● Exercise
Identify the lines that include the word "Fioul", then copy all of them.

•••

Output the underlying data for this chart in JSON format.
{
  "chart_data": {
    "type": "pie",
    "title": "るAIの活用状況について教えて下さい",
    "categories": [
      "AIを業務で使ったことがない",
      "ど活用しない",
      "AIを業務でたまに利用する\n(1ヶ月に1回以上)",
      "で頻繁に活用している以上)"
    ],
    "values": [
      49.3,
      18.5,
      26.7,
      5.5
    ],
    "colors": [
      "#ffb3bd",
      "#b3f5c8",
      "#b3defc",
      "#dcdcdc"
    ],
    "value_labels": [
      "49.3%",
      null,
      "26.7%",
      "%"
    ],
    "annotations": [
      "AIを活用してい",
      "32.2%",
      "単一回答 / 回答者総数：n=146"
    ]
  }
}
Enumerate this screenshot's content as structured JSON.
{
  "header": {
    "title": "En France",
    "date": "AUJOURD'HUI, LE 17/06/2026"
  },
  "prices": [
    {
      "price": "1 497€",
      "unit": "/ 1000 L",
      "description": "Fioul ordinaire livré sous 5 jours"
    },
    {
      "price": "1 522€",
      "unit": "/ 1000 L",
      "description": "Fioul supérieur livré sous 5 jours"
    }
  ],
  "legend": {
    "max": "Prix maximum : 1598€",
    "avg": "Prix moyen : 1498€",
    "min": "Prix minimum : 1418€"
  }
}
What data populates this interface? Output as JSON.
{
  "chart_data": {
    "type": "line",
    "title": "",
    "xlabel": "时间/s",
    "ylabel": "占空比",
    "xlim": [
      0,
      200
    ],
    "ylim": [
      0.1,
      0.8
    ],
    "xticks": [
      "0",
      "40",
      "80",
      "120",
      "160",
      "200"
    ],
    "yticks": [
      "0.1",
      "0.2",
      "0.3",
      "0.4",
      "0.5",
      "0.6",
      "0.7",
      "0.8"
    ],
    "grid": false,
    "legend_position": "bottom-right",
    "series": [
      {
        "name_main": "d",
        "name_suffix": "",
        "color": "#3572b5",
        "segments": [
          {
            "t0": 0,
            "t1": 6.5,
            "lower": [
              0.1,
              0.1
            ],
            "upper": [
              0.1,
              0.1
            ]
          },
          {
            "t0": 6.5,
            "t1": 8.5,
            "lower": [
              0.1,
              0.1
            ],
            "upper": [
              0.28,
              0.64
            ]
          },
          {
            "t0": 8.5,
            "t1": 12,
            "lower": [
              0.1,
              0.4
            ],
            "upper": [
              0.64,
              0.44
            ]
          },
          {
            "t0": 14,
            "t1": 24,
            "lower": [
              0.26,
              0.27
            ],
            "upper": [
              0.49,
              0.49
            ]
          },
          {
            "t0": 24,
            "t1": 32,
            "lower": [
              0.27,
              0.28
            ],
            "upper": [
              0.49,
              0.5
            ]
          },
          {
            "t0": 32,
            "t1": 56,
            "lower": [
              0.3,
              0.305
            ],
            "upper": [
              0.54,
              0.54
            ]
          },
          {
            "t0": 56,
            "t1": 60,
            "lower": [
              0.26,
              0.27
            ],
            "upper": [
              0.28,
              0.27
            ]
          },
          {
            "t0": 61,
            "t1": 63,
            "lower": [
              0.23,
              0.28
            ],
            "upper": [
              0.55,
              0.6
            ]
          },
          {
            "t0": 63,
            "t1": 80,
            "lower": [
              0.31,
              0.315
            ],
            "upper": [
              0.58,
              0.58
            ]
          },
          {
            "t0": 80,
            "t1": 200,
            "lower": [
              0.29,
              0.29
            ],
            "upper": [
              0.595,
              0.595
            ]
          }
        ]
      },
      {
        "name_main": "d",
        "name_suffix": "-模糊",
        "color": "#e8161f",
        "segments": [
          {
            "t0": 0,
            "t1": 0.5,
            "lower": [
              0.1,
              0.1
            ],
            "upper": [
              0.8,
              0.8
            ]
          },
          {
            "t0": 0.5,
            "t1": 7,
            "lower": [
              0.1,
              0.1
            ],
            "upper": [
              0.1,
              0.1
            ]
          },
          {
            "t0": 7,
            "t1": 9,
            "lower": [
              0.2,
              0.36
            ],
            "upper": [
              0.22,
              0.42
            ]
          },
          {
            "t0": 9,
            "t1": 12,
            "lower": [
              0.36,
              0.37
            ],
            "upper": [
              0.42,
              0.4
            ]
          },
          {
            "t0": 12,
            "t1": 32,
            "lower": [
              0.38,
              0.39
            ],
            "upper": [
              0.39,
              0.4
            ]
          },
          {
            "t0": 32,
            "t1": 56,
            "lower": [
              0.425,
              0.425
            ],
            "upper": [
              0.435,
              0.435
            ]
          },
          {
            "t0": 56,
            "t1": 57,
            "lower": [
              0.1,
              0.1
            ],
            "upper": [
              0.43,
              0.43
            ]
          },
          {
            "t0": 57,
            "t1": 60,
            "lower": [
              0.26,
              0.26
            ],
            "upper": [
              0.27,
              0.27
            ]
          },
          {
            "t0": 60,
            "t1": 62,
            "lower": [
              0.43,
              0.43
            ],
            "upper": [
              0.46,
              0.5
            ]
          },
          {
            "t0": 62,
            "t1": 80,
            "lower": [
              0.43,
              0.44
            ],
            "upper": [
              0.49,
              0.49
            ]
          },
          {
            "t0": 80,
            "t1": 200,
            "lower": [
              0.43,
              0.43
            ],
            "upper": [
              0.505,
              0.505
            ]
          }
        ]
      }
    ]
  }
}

•••

● Response to the task
      "description": "Fioul ordinaire livré sous 5 jours"
      "description": "Fioul supérieur livré sous 5 jours"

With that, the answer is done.